• **Work instructions**:
For every line in the records that has the word "未分化癌", make a copy.

─── Extracted records ───

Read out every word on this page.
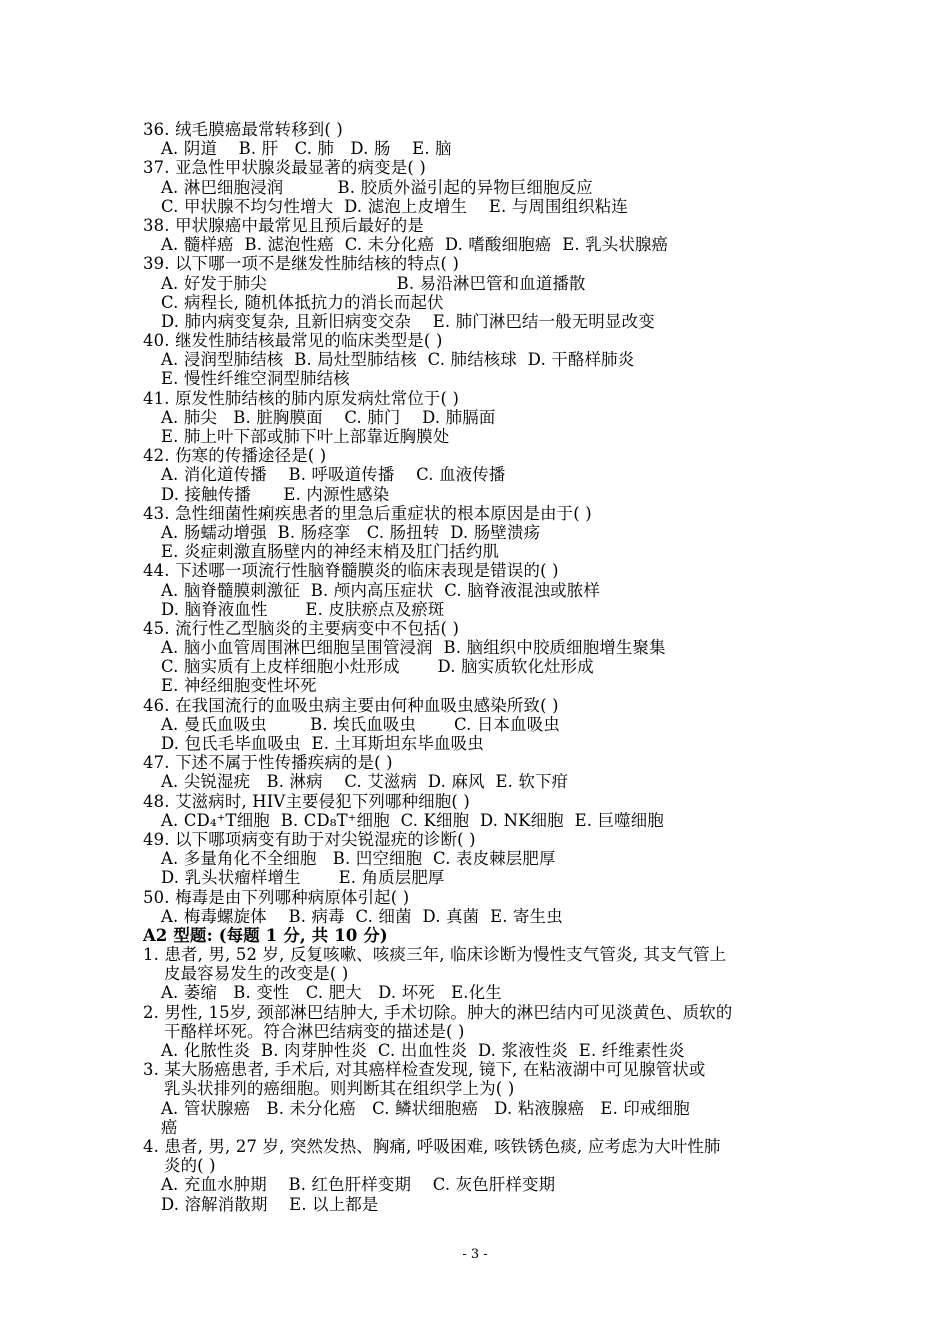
36. 绒毛膜癌最常转移到( )
A. 阴道    B. 肝   C. 肺   D. 肠    E. 脑
37. 亚急性甲状腺炎最显著的病变是( )
A. 淋巴细胞浸润          B. 胶质外溢引起的异物巨细胞反应
C. 甲状腺不均匀性增大  D. 滤泡上皮增生    E. 与周围组织粘连
38. 甲状腺癌中最常见且预后最好的是
A. 髓样癌  B. 滤泡性癌  C. 未分化癌  D. 嗜酸细胞癌  E. 乳头状腺癌
39. 以下哪一项不是继发性肺结核的特点( )
A. 好发于肺尖                        B. 易沿淋巴管和血道播散
C. 病程长, 随机体抵抗力的消长而起伏
D. 肺内病变复杂, 且新旧病变交杂    E. 肺门淋巴结一般无明显改变
40. 继发性肺结核最常见的临床类型是( )
A. 浸润型肺结核  B. 局灶型肺结核  C. 肺结核球  D. 干酪样肺炎
E. 慢性纤维空洞型肺结核
41. 原发性肺结核的肺内原发病灶常位于( )
A. 肺尖   B. 脏胸膜面    C. 肺门    D. 肺膈面
E. 肺上叶下部或肺下叶上部靠近胸膜处
42. 伤寒的传播途径是( )
A. 消化道传播    B. 呼吸道传播    C. 血液传播
D. 接触传播      E. 内源性感染
43. 急性细菌性痢疾患者的里急后重症状的根本原因是由于( )
A. 肠蠕动增强  B. 肠痉挛   C. 肠扭转  D. 肠壁溃疡
E. 炎症刺激直肠壁内的神经末梢及肛门括约肌
44. 下述哪一项流行性脑脊髓膜炎的临床表现是错误的( )
A. 脑脊髓膜刺激征  B. 颅内高压症状  C. 脑脊液混浊或脓样
D. 脑脊液血性       E. 皮肤瘀点及瘀斑
45. 流行性乙型脑炎的主要病变中不包括( )
A. 脑小血管周围淋巴细胞呈围管浸润  B. 脑组织中胶质细胞增生聚集
C. 脑实质有上皮样细胞小灶形成       D. 脑实质软化灶形成
E. 神经细胞变性坏死
46. 在我国流行的血吸虫病主要由何种血吸虫感染所致( )
A. 曼氏血吸虫        B. 埃氏血吸虫       C. 日本血吸虫
D. 包氏毛毕血吸虫  E. 土耳斯坦东毕血吸虫
47. 下述不属于性传播疾病的是( )
A. 尖锐湿疣   B. 淋病    C. 艾滋病  D. 麻风  E. 软下疳
48. 艾滋病时, HIV主要侵犯下列哪种细胞( )
A. CD₄⁺T细胞  B. CD₈T⁺细胞  C. K细胞  D. NK细胞  E. 巨噬细胞
49. 以下哪项病变有助于对尖锐湿疣的诊断( )
A. 多量角化不全细胞   B. 凹空细胞  C. 表皮棘层肥厚
D. 乳头状瘤样增生       E. 角质层肥厚
50. 梅毒是由下列哪种病原体引起( )
A. 梅毒螺旋体    B. 病毒  C. 细菌  D. 真菌  E. 寄生虫
A2 型题: (每题 1 分, 共 10 分)
1. 患者, 男, 52 岁, 反复咳嗽、咳痰三年, 临床诊断为慢性支气管炎, 其支气管上
皮最容易发生的改变是( )
A. 萎缩   B. 变性   C. 肥大   D. 坏死   E.化生
2. 男性, 15岁, 颈部淋巴结肿大, 手术切除。肿大的淋巴结内可见淡黄色、质软的
干酪样坏死。符合淋巴结病变的描述是( )
A. 化脓性炎  B. 肉芽肿性炎  C. 出血性炎  D. 浆液性炎  E. 纤维素性炎
3. 某大肠癌患者, 手术后, 对其癌样检查发现, 镜下, 在粘液湖中可见腺管状或
乳头状排列的癌细胞。则判断其在组织学上为( )
A. 管状腺癌   B. 未分化癌   C. 鳞状细胞癌   D. 粘液腺癌   E. 印戒细胞
癌
4. 患者, 男, 27 岁, 突然发热、胸痛, 呼吸困难, 咳铁锈色痰, 应考虑为大叶性肺
炎的( )
A. 充血水肿期    B. 红色肝样变期    C. 灰色肝样变期
D. 溶解消散期    E. 以上都是
- 3 -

───

• **Output below**:
A. 髓样癌  B. 滤泡性癌  C. 未分化癌  D. 嗜酸细胞癌  E. 乳头状腺癌
A. 管状腺癌   B. 未分化癌   C. 鳞状细胞癌   D. 粘液腺癌   E. 印戒细胞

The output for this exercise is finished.